Set down every record once more, exactly as given.

-- -- --

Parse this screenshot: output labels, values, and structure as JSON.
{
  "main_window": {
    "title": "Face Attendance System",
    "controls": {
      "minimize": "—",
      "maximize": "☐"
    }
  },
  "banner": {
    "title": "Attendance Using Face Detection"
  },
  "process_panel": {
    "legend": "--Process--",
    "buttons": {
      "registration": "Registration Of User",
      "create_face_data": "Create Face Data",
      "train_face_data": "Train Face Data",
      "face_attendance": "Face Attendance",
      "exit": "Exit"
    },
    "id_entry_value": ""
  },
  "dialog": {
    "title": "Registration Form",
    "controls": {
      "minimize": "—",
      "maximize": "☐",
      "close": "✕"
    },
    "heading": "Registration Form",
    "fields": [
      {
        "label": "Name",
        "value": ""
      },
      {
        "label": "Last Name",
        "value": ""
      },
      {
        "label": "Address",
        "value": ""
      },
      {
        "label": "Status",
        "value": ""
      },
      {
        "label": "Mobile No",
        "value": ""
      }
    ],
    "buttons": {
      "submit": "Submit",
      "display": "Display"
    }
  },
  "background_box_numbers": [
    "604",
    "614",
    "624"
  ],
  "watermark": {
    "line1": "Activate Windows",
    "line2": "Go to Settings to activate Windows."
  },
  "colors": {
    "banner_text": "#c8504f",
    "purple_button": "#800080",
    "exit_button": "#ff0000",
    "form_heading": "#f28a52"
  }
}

-- -- --

ANSWER TO THIS PROBLEM:
Parse this screenshot: output labels, values, and structure as JSON.
{
  "main_window": {
    "title": "Face Attendance System",
    "controls": {
      "minimize": "—",
      "maximize": "☐"
    }
  },
  "banner": {
    "title": "Attendance Using Face Detection"
  },
  "process_panel": {
    "legend": "--Process--",
    "buttons": {
      "registration": "Registration Of User",
      "create_face_data": "Create Face Data",
      "train_face_data": "Train Face Data",
      "face_attendance": "Face Attendance",
      "exit": "Exit"
    },
    "id_entry_value": ""
  },
  "dialog": {
    "title": "Registration Form",
    "controls": {
      "minimize": "—",
      "maximize": "☐",
      "close": "✕"
    },
    "heading": "Registration Form",
    "fields": [
      {
        "label": "Name",
        "value": ""
      },
      {
        "label": "Last Name",
        "value": ""
      },
      {
        "label": "Address",
        "value": ""
      },
      {
        "label": "Status",
        "value": ""
      },
      {
        "label": "Mobile No",
        "value": ""
      }
    ],
    "buttons": {
      "submit": "Submit",
      "display": "Display"
    }
  },
  "background_box_numbers": [
    "604",
    "614",
    "624"
  ],
  "watermark": {
    "line1": "Activate Windows",
    "line2": "Go to Settings to activate Windows."
  },
  "colors": {
    "banner_text": "#c8504f",
    "purple_button": "#800080",
    "exit_button": "#ff0000",
    "form_heading": "#f28a52"
  }
}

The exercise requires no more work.